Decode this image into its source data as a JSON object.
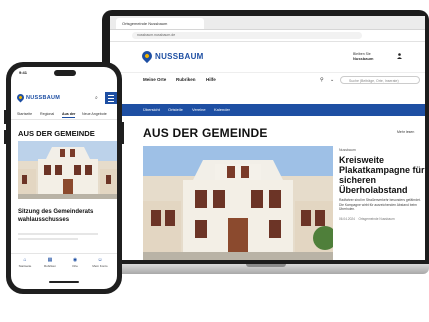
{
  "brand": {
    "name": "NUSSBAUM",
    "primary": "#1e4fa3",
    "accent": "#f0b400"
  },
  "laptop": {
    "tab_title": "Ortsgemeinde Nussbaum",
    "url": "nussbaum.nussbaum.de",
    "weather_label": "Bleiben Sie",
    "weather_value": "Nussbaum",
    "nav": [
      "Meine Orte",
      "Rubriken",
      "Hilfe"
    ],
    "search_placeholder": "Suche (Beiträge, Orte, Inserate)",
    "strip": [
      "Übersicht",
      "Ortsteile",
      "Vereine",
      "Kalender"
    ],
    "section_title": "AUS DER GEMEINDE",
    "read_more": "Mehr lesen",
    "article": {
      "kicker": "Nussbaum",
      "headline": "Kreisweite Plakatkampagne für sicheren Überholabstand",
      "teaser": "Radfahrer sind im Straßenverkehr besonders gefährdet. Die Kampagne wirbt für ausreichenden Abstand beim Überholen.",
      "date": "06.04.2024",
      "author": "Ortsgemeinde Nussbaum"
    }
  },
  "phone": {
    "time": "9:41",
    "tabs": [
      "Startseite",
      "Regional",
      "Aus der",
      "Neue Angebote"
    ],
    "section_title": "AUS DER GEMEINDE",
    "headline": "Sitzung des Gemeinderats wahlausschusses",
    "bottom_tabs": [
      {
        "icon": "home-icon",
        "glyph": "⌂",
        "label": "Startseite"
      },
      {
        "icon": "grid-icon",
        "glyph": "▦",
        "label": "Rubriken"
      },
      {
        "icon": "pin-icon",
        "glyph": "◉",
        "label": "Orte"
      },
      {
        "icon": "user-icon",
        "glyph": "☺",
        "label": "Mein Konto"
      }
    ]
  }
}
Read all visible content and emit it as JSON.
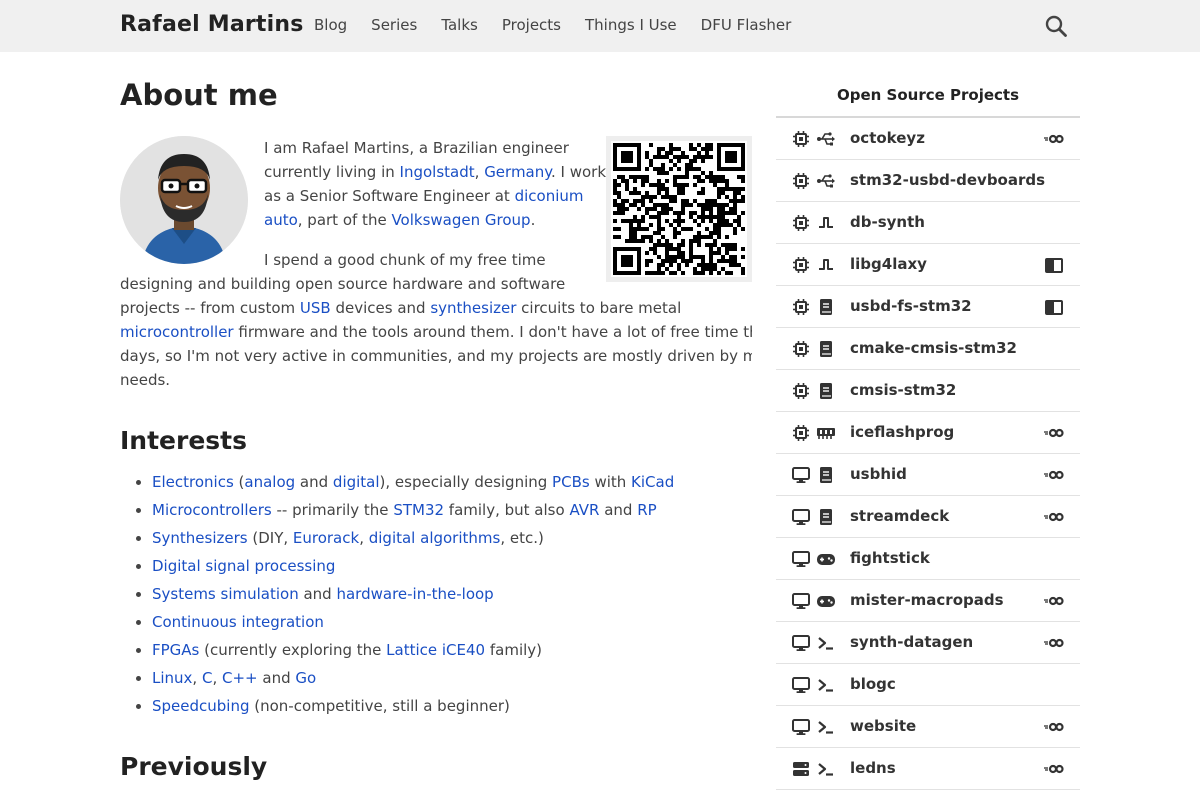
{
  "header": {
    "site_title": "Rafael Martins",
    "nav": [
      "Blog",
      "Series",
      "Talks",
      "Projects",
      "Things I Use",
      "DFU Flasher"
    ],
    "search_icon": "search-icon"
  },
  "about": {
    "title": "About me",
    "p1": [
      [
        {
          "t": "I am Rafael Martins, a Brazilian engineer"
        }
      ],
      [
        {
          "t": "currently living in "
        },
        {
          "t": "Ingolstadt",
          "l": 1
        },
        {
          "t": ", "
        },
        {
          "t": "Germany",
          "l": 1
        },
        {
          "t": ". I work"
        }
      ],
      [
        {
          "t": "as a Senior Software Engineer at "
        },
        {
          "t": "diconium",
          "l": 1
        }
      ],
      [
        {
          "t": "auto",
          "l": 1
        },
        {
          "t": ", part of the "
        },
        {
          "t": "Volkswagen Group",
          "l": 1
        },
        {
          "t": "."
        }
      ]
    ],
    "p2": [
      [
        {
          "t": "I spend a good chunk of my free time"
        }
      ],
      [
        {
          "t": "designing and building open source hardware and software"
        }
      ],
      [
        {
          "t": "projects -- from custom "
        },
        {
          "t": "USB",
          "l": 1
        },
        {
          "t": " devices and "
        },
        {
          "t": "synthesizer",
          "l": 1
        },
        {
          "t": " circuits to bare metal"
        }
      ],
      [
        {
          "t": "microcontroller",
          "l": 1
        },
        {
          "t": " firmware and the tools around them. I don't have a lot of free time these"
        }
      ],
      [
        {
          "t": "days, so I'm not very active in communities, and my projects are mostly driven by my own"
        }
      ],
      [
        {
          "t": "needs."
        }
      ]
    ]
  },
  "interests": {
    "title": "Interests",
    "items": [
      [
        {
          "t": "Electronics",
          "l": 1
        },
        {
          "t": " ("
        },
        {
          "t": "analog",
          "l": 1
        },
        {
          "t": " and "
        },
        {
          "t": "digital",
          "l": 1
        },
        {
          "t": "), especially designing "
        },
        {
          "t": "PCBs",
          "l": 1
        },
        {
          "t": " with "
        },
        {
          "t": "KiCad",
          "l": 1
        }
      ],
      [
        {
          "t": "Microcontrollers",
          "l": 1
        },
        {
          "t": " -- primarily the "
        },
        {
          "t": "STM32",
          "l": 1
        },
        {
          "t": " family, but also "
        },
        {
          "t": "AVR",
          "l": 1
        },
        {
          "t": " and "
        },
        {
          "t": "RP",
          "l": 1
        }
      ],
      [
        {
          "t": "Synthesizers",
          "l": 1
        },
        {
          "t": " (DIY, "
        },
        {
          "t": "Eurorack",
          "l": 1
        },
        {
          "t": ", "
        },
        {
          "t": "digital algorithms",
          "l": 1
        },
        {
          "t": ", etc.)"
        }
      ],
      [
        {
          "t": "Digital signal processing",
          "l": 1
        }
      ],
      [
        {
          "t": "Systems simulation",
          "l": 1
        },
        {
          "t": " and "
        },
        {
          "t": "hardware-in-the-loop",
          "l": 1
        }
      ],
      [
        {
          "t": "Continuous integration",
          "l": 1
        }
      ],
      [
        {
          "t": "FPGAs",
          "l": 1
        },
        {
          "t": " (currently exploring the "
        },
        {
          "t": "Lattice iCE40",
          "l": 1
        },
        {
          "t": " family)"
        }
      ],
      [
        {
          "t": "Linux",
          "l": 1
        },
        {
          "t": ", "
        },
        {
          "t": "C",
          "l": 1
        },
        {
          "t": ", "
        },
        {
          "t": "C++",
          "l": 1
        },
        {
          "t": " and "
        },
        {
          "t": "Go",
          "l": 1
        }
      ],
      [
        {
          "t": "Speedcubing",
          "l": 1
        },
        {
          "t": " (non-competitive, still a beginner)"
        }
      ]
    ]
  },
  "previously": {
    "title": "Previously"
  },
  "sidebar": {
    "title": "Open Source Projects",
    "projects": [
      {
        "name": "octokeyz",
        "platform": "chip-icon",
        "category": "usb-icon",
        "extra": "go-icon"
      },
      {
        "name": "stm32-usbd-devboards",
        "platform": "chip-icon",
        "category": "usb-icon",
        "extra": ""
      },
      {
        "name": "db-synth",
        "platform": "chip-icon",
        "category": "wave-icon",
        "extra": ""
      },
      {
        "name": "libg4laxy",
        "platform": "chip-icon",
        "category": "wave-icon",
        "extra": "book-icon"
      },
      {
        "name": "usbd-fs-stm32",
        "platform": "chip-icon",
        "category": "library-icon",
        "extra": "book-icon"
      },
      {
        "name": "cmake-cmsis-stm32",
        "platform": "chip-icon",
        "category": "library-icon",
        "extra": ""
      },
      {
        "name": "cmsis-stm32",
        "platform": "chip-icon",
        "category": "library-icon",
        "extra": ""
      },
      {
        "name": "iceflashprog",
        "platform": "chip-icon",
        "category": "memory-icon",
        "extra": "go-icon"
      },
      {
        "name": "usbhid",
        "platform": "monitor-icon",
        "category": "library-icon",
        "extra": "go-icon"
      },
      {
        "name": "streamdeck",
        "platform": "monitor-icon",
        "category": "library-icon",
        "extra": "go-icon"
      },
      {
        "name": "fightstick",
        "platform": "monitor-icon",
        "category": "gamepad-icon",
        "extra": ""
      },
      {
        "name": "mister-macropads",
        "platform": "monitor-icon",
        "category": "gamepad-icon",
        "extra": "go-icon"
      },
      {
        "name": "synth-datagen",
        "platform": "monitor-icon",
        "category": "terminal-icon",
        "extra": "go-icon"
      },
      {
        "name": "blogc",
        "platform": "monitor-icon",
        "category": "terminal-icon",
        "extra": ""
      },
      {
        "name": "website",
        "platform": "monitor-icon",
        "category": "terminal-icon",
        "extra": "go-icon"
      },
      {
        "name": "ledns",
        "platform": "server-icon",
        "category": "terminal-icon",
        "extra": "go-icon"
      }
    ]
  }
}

━━━━━━━━

Written task: State how many lines hold the word "hardware". The number is the whole answer.

Solution to the exercise: 2